* _PROBLEM STATEMENT_: Copy all lines in which the word "平行于x轴" can be found.

Data excerpts:
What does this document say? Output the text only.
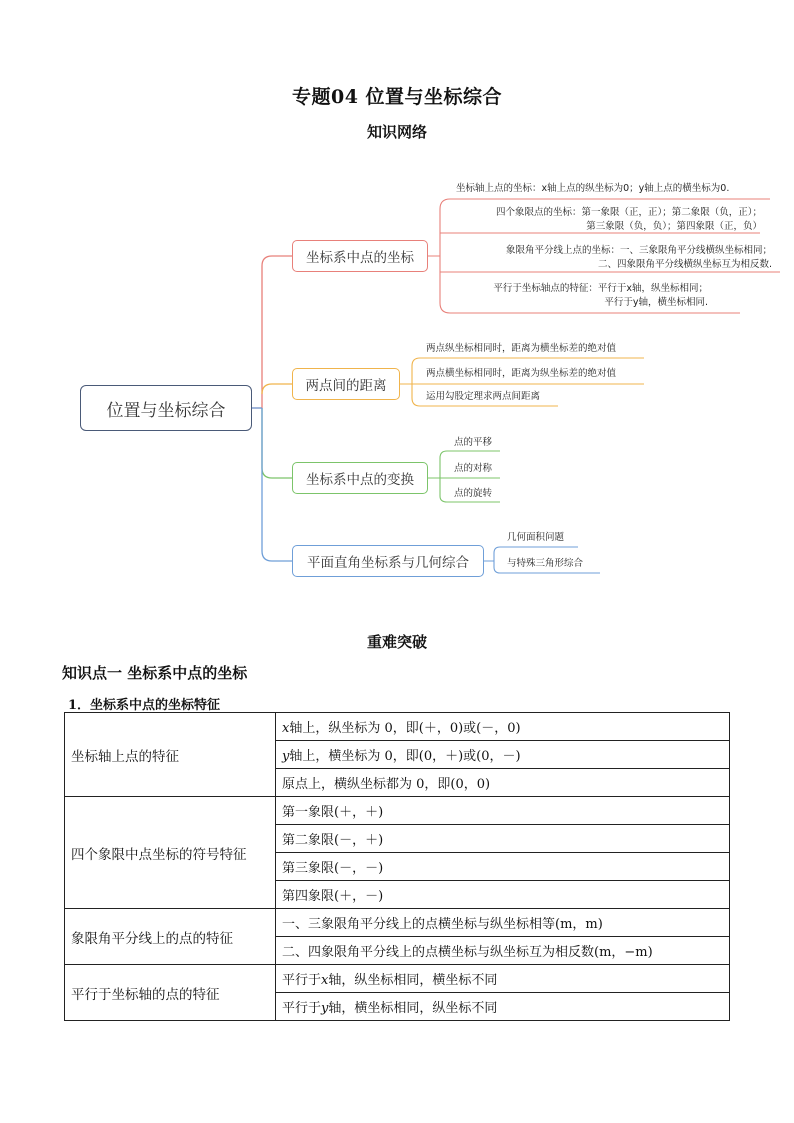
专题04 位置与坐标综合
知识网络
位置与坐标综合
坐标系中点的坐标
两点间的距离
坐标系中点的变换
平面直角坐标系与几何综合
坐标轴上点的坐标：x轴上点的纵坐标为0；y轴上点的横坐标为0.
四个象限点的坐标：第一象限（正，正）；第二象限（负，正）；
第三象限（负，负）；第四象限（正，负）
象限角平分线上点的坐标：一、三象限角平分线横纵坐标相同；
二、四象限角平分线横纵坐标互为相反数.
平行于坐标轴点的特征：平行于x轴，纵坐标相同；
平行于y轴，横坐标相同.
两点纵坐标相同时，距离为横坐标差的绝对值
两点横坐标相同时，距离为纵坐标差的绝对值
运用勾股定理求两点间距离
点的平移
点的对称
点的旋转
几何面积问题
与特殊三角形综合
重难突破
知识点一 坐标系中点的坐标
1．坐标系中点的坐标特征
坐标轴上点的特征	x轴上，纵坐标为 0，即(＋，0)或(－，0)
	y轴上，横坐标为 0，即(0，＋)或(0，－)
	原点上，横纵坐标都为 0，即(0，0)
四个象限中点坐标的符号特征	第一象限(＋，＋)
	第二象限(－，＋)
	第三象限(－，－)
	第四象限(＋，－)
象限角平分线上的点的特征	一、三象限角平分线上的点横坐标与纵坐标相等(m，m)
	二、四象限角平分线上的点横坐标与纵坐标互为相反数(m，−m)
平行于坐标轴的点的特征	平行于x轴，纵坐标相同，横坐标不同
	平行于y轴，横坐标相同，纵坐标不同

* _ANSWER_:
平行于坐标轴点的特征：平行于x轴，纵坐标相同；
平行于坐标轴的点的特征	平行于x轴，纵坐标相同，横坐标不同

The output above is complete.